→ **WRITTEN REQUEST**:
List each line of the data that holds the string "Flughafenbrücke".

→ **STORED RECORDS**:
## START
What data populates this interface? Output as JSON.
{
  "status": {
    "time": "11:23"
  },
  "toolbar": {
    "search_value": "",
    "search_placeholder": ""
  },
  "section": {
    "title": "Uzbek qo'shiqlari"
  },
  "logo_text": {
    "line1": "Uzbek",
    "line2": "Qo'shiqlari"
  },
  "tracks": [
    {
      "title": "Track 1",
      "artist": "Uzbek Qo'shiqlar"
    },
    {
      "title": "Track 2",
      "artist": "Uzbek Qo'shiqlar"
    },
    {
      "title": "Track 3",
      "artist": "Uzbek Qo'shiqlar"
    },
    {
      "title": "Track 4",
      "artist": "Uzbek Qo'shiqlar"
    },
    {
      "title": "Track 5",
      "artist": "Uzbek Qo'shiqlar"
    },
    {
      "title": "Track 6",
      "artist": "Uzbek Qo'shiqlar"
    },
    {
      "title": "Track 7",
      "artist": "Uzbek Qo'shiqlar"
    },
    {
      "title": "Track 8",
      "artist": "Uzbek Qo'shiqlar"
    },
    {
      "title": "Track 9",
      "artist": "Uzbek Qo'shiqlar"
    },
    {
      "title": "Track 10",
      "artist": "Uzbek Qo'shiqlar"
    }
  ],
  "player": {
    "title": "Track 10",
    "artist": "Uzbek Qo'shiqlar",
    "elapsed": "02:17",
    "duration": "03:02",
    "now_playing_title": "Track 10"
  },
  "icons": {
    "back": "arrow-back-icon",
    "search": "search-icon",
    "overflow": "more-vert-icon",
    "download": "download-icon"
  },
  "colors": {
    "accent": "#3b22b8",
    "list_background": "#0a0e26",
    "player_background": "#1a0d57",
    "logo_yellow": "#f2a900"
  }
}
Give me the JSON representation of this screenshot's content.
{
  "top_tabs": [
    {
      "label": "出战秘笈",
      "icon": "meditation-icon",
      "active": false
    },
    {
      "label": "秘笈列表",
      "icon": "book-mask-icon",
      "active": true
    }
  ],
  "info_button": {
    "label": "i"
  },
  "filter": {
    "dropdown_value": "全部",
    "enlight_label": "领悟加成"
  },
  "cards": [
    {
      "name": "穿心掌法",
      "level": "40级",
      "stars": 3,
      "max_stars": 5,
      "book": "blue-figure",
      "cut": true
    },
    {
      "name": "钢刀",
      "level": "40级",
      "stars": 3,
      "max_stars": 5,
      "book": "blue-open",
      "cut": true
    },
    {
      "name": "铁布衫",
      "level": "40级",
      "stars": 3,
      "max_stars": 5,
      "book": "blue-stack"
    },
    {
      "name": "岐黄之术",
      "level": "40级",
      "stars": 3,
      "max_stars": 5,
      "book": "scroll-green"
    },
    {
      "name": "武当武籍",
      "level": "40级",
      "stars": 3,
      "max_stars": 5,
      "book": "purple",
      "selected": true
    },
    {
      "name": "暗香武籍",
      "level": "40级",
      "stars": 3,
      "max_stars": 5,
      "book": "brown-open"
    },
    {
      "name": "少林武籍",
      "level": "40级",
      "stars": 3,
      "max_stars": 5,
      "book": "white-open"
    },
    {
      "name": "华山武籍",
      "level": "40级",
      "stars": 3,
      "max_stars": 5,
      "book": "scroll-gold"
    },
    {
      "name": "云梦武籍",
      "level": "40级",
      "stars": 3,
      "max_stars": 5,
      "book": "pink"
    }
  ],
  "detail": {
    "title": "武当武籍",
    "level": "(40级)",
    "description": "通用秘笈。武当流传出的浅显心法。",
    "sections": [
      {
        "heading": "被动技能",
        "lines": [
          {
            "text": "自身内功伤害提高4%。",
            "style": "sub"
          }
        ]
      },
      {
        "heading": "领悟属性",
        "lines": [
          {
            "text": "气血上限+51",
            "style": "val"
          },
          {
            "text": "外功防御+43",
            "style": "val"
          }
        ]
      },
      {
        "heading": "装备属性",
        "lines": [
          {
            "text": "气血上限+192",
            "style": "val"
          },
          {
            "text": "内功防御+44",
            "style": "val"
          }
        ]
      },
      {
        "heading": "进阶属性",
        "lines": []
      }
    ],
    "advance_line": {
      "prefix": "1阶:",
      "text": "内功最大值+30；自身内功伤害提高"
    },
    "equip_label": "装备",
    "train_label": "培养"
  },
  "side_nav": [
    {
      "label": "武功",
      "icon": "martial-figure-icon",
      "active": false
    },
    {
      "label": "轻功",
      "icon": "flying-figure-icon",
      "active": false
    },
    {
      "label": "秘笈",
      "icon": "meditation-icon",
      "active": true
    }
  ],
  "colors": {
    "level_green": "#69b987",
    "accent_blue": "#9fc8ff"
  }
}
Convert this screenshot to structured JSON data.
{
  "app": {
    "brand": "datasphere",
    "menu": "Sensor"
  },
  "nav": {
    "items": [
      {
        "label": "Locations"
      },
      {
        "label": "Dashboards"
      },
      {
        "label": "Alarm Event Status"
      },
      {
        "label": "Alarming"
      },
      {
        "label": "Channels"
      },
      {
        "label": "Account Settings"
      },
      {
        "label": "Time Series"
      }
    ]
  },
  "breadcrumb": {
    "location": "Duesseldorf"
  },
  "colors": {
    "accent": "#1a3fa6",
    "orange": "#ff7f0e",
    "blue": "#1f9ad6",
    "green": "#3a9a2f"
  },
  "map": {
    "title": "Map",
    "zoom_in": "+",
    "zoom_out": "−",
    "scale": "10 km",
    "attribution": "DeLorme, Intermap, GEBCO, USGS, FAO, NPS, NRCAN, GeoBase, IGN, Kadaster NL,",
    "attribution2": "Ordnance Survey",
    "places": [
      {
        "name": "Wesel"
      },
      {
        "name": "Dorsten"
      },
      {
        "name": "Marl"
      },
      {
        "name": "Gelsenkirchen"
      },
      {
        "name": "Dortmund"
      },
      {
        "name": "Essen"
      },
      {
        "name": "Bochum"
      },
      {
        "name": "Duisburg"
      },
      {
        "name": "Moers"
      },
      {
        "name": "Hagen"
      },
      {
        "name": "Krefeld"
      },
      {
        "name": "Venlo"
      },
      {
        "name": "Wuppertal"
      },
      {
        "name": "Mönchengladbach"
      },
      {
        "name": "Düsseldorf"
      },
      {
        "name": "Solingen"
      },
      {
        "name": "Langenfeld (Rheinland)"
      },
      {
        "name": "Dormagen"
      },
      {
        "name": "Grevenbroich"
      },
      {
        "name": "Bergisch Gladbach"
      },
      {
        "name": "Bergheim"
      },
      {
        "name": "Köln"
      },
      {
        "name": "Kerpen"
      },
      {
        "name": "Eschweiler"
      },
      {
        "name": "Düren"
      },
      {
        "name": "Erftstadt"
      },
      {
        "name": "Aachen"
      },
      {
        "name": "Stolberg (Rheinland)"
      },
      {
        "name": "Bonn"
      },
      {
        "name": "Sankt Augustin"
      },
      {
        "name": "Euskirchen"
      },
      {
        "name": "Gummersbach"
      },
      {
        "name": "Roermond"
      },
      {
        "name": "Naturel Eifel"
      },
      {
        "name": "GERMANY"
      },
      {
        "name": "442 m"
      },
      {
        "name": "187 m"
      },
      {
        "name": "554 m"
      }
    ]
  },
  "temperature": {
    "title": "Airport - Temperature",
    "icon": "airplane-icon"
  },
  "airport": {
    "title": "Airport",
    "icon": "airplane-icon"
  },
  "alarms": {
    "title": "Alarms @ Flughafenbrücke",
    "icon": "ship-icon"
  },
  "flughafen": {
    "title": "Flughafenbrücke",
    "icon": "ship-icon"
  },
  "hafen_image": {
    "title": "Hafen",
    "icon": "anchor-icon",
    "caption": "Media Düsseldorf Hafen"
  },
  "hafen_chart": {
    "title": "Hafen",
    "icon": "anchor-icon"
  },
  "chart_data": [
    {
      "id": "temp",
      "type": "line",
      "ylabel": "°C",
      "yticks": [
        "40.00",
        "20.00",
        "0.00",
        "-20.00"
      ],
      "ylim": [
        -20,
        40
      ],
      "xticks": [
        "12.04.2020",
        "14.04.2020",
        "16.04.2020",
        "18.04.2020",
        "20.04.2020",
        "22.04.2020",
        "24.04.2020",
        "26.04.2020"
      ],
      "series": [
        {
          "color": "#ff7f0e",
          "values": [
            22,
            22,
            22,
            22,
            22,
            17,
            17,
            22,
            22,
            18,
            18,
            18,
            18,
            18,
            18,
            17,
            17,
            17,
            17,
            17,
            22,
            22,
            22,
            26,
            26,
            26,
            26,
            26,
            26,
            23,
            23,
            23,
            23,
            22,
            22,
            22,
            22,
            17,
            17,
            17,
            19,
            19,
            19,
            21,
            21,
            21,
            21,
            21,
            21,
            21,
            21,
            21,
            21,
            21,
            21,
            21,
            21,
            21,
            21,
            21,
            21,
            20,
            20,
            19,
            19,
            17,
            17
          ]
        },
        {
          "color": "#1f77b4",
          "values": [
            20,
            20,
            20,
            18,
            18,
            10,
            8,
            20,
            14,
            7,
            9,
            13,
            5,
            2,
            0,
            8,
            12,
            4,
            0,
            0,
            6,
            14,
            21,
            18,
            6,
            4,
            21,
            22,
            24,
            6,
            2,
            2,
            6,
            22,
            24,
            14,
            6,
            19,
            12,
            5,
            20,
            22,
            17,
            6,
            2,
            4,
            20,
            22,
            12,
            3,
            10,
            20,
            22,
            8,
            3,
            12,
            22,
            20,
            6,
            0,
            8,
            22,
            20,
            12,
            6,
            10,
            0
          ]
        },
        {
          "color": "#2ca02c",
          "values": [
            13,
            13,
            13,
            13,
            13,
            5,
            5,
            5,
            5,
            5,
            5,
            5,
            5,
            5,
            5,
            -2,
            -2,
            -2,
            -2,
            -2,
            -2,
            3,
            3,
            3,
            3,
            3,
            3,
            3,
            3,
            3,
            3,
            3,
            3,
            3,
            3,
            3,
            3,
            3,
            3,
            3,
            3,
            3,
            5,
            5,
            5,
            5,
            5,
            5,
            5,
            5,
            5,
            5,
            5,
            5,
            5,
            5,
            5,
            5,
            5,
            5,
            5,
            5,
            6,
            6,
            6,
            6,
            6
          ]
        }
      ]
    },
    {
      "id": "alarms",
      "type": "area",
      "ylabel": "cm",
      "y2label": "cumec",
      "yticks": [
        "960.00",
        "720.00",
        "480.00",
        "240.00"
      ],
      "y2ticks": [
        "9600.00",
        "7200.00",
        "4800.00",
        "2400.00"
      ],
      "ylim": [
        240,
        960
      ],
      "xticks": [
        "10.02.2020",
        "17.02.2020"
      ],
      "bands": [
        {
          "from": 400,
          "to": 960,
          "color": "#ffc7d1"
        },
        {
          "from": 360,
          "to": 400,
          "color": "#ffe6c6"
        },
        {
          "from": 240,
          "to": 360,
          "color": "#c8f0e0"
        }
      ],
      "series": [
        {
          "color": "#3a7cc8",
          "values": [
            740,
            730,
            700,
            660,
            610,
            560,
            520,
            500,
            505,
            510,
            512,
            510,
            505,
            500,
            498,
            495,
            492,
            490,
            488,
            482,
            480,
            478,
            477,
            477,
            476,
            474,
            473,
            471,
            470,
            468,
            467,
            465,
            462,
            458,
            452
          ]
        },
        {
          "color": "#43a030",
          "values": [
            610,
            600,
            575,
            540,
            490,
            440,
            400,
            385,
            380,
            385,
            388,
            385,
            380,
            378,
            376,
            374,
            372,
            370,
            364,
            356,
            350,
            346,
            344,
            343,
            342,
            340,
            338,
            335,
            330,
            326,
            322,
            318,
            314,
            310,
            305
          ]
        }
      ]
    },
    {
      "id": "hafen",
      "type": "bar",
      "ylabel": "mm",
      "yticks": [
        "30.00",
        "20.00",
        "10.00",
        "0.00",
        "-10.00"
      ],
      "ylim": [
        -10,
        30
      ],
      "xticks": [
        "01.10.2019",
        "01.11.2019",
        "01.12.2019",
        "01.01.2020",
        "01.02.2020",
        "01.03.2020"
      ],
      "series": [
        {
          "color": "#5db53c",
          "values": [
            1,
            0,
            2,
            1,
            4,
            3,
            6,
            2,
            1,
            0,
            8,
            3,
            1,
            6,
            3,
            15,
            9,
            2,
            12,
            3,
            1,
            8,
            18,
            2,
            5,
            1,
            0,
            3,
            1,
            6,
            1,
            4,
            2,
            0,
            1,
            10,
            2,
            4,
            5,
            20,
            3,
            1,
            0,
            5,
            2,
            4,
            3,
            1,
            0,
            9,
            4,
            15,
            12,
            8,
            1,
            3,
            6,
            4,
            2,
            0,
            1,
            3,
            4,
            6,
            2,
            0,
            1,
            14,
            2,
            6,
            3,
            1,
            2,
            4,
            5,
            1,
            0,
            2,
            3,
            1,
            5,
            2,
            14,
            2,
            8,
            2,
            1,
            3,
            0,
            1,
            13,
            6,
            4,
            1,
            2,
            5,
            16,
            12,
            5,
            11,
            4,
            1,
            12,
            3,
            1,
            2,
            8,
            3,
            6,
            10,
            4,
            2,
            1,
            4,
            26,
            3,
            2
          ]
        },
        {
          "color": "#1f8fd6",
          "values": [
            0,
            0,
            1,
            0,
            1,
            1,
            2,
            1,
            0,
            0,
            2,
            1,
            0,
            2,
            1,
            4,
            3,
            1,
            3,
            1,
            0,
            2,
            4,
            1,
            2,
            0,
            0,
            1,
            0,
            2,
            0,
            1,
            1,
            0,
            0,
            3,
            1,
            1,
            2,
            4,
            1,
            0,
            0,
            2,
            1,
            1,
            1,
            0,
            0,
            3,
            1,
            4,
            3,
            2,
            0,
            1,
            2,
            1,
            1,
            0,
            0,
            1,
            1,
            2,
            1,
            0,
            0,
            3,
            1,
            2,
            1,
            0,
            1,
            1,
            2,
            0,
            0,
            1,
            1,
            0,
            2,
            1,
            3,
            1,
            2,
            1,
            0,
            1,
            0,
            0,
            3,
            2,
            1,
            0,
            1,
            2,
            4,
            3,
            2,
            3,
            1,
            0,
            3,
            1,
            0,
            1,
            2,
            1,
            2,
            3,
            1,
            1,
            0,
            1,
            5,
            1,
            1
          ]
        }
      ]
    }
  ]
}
## END
→ **PROBLEM SOLUTION**:
    "title": "Alarms @ Flughafenbrücke",
    "title": "Flughafenbrücke",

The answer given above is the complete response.